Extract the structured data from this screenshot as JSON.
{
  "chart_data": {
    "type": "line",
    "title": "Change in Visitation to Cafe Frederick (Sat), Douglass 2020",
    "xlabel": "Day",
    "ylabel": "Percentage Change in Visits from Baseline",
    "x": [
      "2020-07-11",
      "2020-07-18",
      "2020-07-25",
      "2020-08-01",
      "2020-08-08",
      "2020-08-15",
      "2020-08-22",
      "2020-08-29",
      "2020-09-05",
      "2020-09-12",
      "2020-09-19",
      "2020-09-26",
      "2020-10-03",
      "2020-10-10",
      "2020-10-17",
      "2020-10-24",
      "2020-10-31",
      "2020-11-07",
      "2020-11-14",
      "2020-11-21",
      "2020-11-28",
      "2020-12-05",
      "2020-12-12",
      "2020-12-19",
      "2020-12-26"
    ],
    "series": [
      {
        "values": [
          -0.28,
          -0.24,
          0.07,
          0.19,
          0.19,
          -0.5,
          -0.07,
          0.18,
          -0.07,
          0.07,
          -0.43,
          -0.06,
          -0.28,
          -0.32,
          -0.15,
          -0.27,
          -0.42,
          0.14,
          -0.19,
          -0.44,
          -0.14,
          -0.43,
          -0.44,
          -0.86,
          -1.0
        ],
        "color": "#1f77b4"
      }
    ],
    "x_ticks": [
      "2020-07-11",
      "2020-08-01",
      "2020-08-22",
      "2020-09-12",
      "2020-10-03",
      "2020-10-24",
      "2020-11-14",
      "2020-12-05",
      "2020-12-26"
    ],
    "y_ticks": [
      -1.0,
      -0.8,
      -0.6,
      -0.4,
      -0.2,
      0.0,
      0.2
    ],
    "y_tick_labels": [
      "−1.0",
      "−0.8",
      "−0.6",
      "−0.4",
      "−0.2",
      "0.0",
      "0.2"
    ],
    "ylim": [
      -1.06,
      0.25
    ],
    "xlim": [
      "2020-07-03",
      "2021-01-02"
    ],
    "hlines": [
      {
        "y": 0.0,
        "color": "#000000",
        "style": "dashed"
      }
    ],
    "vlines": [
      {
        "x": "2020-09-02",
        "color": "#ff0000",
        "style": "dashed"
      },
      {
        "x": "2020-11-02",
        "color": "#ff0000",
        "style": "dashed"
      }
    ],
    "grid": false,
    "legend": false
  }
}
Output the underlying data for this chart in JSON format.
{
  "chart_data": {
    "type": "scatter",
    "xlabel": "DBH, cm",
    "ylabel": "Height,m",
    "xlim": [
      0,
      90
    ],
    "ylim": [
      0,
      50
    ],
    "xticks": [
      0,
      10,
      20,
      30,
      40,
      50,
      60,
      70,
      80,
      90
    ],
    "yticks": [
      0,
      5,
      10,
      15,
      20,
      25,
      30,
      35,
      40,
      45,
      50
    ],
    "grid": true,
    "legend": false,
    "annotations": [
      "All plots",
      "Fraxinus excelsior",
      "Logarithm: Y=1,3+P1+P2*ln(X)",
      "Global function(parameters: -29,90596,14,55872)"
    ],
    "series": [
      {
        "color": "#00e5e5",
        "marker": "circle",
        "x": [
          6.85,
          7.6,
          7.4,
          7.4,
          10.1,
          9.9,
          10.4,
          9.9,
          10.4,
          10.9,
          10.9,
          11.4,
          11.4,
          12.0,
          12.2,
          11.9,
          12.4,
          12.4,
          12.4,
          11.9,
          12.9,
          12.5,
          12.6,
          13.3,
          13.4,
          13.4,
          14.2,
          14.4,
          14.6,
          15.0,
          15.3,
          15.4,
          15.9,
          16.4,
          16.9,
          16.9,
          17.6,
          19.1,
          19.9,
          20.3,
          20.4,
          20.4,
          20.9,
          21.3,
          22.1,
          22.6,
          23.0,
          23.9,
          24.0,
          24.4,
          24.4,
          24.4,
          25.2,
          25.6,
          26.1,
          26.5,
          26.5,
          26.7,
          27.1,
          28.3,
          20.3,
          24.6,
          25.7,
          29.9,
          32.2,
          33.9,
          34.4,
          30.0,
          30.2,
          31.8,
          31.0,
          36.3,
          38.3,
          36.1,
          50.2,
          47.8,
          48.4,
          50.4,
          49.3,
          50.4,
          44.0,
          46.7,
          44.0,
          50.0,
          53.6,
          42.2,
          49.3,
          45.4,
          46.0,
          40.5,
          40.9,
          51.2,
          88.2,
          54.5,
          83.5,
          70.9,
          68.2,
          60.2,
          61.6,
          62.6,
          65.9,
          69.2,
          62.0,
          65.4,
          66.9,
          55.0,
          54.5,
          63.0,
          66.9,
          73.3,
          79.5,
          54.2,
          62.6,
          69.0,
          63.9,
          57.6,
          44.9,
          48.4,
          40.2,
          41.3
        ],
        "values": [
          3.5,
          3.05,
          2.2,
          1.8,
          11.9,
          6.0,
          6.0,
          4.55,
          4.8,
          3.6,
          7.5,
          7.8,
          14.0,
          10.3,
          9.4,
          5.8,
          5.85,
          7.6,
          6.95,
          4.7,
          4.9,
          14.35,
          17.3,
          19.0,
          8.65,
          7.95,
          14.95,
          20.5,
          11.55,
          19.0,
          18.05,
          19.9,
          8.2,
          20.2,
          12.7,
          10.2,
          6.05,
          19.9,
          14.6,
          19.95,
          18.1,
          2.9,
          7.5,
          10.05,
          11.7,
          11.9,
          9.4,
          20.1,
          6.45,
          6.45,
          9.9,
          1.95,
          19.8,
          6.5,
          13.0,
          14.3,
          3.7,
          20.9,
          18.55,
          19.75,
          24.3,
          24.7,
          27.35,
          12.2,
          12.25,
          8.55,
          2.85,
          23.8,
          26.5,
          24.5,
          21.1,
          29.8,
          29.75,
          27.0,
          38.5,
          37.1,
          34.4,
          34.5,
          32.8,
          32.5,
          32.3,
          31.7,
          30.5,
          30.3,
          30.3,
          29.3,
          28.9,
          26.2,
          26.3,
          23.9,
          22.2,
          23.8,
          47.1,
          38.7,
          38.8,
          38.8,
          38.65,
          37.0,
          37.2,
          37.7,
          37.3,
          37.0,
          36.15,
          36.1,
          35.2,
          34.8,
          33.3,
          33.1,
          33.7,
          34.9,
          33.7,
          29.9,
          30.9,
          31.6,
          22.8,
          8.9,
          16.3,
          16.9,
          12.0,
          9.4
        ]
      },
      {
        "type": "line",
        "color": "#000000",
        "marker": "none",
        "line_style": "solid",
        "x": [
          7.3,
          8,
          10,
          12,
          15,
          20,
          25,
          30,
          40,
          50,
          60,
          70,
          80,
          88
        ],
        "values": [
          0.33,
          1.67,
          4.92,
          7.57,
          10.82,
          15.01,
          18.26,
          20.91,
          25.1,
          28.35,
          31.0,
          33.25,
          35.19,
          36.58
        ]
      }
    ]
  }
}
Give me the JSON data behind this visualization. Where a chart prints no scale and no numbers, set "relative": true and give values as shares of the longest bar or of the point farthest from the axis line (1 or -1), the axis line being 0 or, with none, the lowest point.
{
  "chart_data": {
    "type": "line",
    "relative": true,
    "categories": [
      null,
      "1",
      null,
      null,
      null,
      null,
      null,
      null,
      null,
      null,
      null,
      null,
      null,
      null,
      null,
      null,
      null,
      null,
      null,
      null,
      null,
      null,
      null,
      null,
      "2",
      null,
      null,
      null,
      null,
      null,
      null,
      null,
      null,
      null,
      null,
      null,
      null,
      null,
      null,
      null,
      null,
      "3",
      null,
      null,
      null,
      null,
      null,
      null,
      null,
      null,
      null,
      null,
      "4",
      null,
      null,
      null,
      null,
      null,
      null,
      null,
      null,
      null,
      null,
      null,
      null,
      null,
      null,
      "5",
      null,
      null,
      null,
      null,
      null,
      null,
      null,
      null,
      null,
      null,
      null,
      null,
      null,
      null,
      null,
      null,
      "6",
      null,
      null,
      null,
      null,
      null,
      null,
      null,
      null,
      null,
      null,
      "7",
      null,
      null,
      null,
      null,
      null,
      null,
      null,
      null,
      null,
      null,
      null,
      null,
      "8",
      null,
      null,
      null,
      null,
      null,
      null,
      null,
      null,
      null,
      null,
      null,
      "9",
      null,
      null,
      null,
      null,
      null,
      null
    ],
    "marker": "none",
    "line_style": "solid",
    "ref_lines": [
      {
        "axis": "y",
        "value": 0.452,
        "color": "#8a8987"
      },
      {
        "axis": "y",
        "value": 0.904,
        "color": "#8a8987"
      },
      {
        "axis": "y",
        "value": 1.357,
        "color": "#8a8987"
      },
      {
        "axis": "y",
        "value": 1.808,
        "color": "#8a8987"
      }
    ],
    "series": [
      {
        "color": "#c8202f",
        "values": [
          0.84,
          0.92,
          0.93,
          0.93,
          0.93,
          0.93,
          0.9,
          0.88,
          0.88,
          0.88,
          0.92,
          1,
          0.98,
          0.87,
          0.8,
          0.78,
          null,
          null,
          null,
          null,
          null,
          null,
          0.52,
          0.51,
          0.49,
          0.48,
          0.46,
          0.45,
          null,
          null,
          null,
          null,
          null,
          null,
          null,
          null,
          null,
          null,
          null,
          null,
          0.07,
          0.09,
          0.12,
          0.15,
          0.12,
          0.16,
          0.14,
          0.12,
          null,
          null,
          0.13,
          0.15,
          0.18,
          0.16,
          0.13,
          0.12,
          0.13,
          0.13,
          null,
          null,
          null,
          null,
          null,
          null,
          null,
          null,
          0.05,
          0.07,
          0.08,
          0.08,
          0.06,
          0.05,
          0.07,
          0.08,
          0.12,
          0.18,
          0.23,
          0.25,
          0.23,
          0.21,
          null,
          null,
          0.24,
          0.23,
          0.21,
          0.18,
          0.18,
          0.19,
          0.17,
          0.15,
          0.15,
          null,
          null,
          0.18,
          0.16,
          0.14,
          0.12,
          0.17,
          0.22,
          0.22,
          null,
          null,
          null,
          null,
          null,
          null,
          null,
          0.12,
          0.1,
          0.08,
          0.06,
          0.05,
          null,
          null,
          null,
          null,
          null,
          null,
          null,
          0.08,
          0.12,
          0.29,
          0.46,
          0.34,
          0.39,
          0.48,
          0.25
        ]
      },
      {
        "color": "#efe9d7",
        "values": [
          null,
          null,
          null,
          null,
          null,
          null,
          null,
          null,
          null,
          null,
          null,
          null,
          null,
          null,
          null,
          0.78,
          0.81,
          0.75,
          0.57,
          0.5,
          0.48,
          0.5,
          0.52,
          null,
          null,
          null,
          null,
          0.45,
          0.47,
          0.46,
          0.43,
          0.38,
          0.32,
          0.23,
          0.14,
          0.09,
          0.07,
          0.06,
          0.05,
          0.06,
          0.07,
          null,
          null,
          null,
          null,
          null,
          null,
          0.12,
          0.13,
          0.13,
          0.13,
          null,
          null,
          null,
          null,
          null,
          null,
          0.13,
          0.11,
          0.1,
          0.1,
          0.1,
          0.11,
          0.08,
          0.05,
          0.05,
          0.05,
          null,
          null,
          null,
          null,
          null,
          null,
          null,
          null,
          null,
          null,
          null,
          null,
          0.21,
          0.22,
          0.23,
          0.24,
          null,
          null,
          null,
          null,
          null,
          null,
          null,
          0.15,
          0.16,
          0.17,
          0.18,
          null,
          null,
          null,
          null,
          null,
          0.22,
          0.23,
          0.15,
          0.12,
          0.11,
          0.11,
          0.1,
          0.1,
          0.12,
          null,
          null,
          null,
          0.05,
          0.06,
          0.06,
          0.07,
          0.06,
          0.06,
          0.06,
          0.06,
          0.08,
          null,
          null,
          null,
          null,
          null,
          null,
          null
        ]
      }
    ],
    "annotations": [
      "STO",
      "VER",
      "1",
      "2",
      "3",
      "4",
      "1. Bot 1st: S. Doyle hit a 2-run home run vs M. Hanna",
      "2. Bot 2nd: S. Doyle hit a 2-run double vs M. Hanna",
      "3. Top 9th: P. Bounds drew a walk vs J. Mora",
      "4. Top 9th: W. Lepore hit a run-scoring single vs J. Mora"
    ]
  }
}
※
Copy all lines of the listing above that contain the string "ylabel".

    "ylabel": "Percentage Change in Visits from Baseline",
    "ylabel": "Height,m",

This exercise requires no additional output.